Items from a figure collection:

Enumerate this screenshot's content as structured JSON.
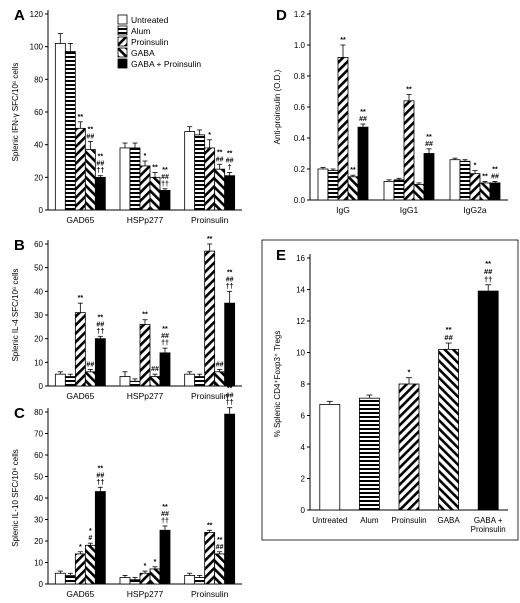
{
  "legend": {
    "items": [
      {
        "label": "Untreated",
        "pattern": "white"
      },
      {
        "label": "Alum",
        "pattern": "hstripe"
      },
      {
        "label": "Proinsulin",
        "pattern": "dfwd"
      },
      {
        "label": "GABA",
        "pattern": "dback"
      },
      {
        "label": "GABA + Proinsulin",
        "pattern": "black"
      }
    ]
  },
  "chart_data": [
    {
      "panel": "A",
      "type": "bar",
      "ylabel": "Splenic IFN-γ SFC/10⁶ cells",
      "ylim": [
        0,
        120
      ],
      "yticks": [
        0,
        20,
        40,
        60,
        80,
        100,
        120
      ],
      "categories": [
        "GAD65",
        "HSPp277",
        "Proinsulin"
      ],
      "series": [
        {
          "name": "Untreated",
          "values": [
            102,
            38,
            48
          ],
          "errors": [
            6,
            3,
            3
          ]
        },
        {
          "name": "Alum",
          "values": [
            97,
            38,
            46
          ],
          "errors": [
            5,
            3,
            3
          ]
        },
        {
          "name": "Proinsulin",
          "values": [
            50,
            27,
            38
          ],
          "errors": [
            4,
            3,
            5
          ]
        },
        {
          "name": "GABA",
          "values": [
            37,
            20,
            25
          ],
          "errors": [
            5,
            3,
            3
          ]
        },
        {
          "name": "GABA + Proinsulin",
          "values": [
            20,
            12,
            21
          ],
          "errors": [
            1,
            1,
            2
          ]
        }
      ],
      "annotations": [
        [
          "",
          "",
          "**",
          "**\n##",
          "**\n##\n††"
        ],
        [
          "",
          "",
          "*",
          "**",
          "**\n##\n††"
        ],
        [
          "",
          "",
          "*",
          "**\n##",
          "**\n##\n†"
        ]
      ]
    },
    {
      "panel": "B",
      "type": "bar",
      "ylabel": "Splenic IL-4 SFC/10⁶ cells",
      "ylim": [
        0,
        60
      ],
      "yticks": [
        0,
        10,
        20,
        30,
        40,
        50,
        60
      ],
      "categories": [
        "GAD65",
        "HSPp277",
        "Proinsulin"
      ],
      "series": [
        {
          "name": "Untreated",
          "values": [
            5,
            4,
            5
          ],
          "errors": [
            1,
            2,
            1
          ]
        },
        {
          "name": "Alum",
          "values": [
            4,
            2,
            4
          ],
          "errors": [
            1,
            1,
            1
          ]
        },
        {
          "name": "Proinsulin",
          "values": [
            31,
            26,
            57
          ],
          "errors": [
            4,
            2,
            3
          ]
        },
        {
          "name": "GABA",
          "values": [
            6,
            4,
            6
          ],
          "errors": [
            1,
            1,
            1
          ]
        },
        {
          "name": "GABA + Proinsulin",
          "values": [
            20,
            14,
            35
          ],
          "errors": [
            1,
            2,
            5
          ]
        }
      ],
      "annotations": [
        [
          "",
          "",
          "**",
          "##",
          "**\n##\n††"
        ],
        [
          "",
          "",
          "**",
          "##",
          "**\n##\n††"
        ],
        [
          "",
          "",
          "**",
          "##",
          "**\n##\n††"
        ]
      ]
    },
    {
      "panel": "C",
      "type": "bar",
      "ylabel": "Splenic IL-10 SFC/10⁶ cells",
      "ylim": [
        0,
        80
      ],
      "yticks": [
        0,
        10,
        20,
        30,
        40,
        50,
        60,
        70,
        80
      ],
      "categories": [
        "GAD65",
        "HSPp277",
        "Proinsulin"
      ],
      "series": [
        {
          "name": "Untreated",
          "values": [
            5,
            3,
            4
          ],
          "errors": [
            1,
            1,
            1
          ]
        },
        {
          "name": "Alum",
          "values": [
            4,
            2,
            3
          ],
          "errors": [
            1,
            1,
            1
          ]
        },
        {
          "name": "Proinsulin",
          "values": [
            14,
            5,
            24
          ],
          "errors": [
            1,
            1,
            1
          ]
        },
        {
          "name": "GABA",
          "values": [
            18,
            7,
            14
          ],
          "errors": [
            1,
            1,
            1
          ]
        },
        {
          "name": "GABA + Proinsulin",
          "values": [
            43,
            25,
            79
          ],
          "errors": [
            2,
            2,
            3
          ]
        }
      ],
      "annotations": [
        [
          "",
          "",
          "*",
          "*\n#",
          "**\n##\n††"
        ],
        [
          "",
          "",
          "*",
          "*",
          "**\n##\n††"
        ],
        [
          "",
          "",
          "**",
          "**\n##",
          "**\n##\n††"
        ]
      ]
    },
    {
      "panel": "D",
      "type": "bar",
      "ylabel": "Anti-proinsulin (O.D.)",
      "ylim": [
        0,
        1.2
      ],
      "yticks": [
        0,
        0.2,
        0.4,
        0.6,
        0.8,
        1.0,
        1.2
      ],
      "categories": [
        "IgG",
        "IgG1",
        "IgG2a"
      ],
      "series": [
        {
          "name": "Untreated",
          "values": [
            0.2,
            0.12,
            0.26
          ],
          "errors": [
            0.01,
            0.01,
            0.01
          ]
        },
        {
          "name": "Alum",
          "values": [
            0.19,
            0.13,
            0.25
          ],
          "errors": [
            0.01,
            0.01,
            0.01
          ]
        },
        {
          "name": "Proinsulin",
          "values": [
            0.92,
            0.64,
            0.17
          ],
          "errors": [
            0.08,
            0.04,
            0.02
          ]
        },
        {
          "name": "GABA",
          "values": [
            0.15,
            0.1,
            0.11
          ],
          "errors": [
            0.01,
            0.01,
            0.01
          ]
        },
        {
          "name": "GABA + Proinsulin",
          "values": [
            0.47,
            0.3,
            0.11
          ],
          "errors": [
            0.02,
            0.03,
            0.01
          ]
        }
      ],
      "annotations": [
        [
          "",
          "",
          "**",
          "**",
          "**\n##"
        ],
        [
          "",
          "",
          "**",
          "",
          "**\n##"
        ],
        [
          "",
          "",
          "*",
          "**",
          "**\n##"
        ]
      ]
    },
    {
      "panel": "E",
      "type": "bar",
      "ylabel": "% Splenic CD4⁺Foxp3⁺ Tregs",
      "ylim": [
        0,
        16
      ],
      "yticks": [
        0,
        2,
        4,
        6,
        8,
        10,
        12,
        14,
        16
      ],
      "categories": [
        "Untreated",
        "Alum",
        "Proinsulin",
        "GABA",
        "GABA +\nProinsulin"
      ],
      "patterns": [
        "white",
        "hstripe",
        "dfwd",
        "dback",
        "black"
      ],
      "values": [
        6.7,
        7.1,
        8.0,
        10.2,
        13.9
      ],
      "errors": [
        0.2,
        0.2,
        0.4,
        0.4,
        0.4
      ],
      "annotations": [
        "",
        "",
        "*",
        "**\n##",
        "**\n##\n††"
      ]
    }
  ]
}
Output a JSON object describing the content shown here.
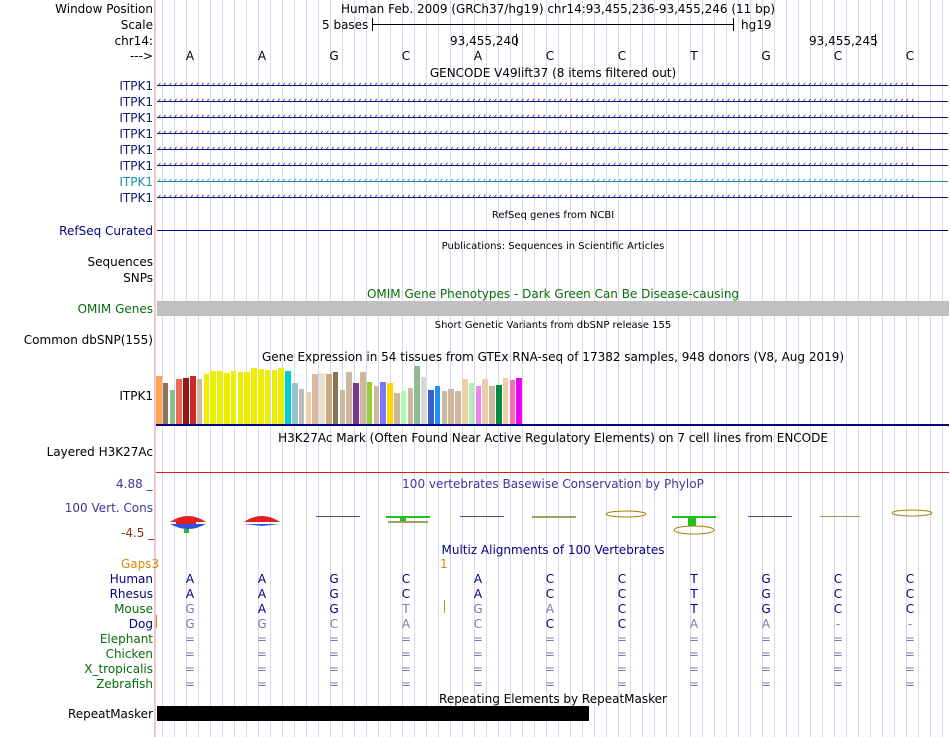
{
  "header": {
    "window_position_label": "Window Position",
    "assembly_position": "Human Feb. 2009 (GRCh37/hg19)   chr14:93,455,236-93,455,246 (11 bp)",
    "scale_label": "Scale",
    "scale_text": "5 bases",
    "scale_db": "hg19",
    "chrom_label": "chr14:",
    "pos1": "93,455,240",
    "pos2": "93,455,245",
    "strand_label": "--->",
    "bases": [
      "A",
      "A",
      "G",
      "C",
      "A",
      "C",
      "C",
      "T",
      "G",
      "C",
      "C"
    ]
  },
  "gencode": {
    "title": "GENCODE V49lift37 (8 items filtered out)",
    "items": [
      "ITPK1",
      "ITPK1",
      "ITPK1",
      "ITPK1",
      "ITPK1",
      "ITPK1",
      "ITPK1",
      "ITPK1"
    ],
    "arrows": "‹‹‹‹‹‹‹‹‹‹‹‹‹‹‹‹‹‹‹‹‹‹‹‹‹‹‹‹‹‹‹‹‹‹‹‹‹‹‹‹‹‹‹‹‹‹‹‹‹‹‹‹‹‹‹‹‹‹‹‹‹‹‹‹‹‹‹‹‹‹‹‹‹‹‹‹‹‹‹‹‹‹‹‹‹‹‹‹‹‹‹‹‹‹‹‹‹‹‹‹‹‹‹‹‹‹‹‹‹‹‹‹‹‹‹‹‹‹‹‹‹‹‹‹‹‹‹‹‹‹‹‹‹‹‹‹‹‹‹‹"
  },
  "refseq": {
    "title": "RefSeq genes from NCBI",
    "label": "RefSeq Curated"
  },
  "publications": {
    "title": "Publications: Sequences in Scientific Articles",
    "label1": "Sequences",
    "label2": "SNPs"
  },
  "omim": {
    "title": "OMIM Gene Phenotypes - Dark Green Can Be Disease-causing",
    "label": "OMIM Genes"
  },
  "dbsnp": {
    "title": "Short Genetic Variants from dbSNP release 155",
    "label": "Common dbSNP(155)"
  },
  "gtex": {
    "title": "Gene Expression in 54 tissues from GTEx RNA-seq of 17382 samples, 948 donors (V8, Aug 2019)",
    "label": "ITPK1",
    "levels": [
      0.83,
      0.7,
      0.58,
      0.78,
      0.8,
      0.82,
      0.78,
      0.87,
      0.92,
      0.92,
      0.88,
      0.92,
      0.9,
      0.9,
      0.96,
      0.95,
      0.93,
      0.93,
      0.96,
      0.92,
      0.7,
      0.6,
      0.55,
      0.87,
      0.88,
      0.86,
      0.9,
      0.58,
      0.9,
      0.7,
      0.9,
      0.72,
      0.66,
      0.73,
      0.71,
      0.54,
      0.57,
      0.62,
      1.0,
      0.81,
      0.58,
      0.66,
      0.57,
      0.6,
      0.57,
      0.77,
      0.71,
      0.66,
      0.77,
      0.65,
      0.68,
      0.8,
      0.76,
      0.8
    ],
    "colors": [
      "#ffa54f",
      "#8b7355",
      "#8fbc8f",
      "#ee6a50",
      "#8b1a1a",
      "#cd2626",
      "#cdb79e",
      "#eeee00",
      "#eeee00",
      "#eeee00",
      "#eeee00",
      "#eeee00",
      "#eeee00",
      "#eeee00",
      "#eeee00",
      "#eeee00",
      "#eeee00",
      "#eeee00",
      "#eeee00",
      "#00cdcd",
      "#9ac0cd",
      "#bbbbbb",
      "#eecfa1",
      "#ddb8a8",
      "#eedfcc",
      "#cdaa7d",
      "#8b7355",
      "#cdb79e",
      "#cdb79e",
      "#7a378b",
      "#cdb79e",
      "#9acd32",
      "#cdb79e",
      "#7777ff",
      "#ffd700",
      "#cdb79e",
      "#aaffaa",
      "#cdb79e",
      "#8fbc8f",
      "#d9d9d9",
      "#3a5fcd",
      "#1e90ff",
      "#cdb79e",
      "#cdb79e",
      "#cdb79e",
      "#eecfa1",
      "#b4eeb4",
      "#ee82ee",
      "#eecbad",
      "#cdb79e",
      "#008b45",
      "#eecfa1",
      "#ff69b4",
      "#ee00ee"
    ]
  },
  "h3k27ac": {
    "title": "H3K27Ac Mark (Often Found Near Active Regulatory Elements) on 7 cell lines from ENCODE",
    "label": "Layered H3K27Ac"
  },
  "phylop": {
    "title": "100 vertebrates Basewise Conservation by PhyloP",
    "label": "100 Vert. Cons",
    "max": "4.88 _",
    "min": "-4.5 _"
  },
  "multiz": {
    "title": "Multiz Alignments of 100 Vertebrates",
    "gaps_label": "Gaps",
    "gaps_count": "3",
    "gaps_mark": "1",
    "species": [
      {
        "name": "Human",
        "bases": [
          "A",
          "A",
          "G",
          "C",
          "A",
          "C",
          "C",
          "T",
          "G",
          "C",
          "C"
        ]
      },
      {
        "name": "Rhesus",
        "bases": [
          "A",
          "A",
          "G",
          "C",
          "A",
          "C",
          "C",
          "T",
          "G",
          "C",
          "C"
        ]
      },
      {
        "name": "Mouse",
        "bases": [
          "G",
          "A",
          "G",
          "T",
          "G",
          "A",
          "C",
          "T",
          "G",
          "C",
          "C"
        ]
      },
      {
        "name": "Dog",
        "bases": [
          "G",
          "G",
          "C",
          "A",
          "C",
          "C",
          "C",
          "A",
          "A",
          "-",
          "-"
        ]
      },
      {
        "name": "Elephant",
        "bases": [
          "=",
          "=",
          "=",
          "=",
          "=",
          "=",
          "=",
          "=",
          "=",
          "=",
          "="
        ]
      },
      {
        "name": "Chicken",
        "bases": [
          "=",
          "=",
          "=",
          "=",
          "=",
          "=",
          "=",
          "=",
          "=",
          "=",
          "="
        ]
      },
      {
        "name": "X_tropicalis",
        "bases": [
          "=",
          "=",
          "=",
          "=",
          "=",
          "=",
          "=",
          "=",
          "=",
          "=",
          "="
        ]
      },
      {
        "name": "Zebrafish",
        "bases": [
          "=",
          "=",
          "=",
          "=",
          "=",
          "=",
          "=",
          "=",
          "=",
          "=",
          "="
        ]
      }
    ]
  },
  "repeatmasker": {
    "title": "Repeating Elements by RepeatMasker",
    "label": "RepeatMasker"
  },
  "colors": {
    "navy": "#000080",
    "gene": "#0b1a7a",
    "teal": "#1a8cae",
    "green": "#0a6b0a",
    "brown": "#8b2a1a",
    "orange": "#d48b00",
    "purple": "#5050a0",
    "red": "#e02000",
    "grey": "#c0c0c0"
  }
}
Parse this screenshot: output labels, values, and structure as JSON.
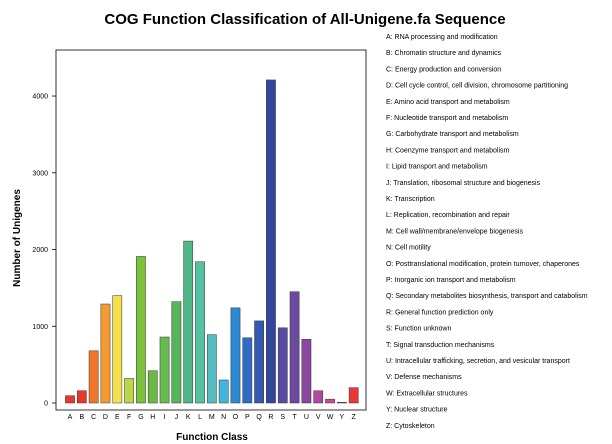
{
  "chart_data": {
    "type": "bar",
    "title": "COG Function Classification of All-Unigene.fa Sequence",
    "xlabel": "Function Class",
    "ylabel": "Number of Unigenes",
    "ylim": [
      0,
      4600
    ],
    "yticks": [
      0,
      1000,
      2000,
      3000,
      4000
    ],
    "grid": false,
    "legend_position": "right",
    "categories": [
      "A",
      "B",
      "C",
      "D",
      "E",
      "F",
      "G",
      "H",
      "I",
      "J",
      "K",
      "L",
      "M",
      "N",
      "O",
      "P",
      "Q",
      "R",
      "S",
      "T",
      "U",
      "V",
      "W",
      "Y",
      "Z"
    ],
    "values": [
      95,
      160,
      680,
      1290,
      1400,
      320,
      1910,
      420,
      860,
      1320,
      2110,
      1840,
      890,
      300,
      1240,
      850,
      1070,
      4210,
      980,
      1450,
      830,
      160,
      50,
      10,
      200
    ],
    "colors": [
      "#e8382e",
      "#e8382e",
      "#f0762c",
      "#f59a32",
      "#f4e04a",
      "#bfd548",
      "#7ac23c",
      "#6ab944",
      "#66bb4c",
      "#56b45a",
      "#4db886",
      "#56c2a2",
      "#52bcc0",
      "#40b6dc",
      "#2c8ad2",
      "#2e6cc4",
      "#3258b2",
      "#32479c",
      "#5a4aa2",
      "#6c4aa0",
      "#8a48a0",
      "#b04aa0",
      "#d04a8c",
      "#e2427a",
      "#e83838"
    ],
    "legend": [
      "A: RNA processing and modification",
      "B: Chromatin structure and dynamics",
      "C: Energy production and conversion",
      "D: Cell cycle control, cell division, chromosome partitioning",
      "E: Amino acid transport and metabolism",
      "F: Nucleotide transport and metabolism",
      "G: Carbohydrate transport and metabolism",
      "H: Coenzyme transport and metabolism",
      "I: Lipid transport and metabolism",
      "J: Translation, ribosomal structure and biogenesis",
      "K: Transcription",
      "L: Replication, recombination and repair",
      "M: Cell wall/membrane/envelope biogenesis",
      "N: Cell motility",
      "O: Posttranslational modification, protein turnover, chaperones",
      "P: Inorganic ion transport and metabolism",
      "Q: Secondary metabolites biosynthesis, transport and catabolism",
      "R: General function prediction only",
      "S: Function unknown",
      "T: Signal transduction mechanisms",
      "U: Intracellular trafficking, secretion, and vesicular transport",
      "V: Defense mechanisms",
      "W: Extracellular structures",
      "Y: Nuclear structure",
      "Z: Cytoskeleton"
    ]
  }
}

→ **EXERCISE PROMPT**:
For every line above that includes the string "ylabel", copy the line.

→ **RESPONSE AREA**:
      "ylabel": "Splenic IFN-γ SFC/10⁶ cells",
      "ylabel": "Splenic IL-4 SFC/10⁶ cells",
      "ylabel": "Splenic IL-10 SFC/10⁶ cells",
      "ylabel": "Anti-proinsulin (O.D.)",
      "ylabel": "% Splenic CD4⁺Foxp3⁺ Tregs",
    "ylabel": "Number of Unigenes",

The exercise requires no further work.